## Exercise directions
Keep only the lines of the listing that include the word "with", and copy them.

## Data to use
=== Section Start ===
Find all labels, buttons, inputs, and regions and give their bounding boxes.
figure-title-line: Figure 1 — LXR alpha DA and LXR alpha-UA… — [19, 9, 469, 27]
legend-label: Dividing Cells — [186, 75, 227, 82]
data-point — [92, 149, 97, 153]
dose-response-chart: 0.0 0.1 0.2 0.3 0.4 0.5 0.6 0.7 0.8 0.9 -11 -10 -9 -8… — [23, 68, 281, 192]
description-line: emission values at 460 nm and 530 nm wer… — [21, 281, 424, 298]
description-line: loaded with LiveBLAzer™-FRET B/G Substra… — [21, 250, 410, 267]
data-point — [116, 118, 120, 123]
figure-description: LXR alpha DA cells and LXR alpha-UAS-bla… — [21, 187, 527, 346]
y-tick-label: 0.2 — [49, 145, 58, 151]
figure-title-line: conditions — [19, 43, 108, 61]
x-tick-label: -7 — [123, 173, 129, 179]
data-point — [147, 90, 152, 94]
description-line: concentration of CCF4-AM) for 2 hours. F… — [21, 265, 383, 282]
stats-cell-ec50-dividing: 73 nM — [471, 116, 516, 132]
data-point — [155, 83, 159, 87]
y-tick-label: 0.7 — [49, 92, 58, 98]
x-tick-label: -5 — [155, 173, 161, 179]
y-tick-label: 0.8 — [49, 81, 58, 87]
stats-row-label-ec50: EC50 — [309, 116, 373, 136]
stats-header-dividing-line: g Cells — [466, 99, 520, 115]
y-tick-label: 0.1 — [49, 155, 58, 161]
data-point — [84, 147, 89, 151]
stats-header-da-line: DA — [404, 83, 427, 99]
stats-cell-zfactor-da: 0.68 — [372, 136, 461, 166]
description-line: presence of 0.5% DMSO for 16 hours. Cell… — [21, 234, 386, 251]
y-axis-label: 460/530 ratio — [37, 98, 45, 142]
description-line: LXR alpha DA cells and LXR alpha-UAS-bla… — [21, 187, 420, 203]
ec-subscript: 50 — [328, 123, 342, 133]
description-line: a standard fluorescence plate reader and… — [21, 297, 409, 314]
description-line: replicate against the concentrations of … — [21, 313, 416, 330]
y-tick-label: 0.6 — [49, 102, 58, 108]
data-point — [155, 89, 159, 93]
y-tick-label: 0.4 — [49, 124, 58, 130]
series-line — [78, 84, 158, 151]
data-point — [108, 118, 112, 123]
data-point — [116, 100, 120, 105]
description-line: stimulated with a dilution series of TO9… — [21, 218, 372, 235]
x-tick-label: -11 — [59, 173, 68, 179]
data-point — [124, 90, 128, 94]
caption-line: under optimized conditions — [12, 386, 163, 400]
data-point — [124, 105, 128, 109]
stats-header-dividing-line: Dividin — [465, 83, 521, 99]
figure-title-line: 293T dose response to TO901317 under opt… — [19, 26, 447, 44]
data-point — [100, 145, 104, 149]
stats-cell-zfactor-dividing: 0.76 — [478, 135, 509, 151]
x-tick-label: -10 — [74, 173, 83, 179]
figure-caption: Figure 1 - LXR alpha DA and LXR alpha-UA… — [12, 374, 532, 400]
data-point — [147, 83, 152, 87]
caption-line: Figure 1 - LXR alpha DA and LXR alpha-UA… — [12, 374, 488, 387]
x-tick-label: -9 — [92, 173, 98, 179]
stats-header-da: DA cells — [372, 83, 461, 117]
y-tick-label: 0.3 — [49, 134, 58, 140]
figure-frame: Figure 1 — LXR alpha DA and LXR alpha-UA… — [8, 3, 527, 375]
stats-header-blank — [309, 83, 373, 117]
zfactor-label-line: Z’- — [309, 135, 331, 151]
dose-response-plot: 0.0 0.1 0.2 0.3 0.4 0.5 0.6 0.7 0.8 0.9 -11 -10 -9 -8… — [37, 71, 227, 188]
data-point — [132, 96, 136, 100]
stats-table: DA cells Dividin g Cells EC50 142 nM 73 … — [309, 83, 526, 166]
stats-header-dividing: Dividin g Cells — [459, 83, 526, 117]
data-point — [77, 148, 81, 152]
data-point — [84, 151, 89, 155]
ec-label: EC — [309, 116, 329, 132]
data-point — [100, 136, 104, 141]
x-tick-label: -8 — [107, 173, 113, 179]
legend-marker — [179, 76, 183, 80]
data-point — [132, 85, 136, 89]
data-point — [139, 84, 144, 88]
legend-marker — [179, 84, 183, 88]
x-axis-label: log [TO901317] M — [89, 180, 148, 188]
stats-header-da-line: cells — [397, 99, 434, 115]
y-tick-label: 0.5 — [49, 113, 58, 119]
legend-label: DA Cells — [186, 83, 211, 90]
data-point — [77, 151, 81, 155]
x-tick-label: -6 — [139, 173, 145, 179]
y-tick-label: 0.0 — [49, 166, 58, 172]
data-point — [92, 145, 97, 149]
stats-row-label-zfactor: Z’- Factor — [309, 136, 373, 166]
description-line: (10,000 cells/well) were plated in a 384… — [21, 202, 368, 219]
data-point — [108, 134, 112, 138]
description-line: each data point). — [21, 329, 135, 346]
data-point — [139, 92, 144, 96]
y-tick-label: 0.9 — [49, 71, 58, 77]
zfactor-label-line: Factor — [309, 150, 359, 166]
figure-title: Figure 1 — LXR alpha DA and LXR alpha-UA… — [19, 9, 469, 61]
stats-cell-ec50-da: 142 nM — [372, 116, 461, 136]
=== Section End ===
## Answer for the task
description-line: loaded with LiveBLAzer™-FRET B/G Substra… — [21, 250, 410, 267]
description-line: stimulated with a dilution series of TO9… — [21, 218, 372, 235]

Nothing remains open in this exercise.